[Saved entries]
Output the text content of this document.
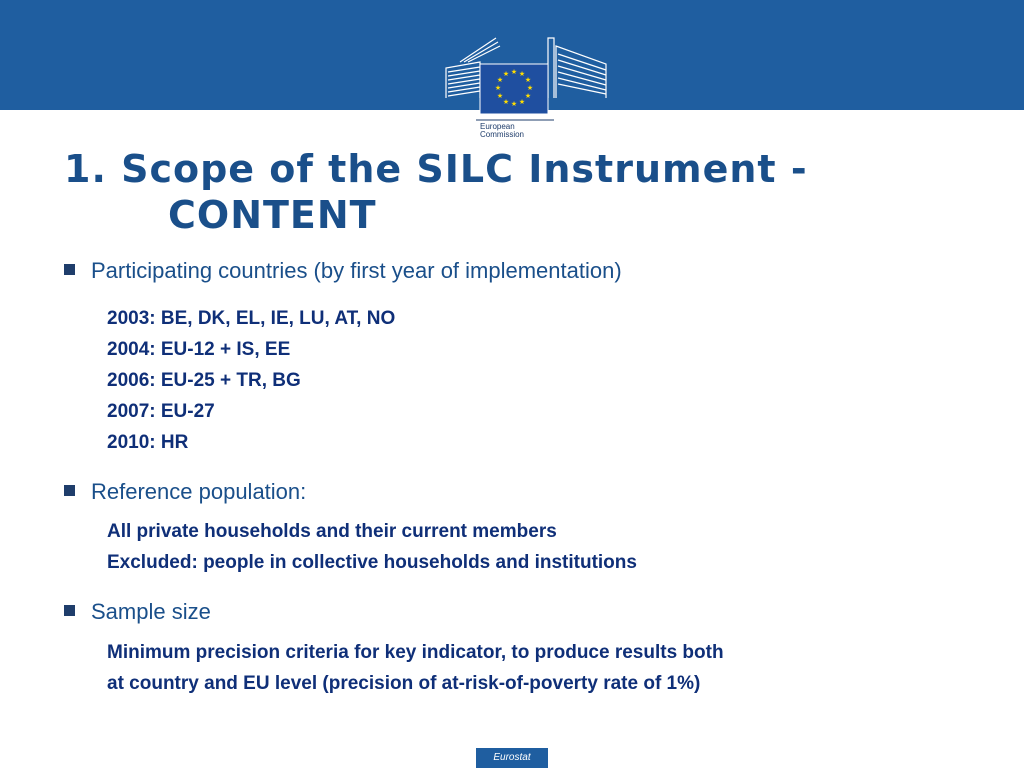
★ ★
★
★
★
★
★
★
★
★
★
★
European
Commission
1. Scope of the SILC Instrument -
CONTENT
Participating countries (by first year of implementation)
2003: BE, DK, EL, IE, LU, AT, NO
2004: EU-12 + IS, EE
2006: EU-25 + TR, BG
2007: EU-27
2010: HR
Reference population:
All private households and their current members
Excluded: people in collective households and institutions
Sample size
Minimum precision criteria for key indicator, to produce results both
at country and EU level (precision of at-risk-of-poverty rate of 1%)
Eurostat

[Task instructions]:
Give every record again exactly, apart from the pictures, which stay out.

[Reply to the exercise]:
Output the text content of this document.
★ ★
★
★
★
★
★
★
★
★
★
★
European
Commission
1. Scope of the SILC Instrument -
CONTENT
Participating countries (by first year of implementation)
2003: BE, DK, EL, IE, LU, AT, NO
2004: EU-12 + IS, EE
2006: EU-25 + TR, BG
2007: EU-27
2010: HR
Reference population:
All private households and their current members
Excluded: people in collective households and institutions
Sample size
Minimum precision criteria for key indicator, to produce results both
at country and EU level (precision of at-risk-of-poverty rate of 1%)
Eurostat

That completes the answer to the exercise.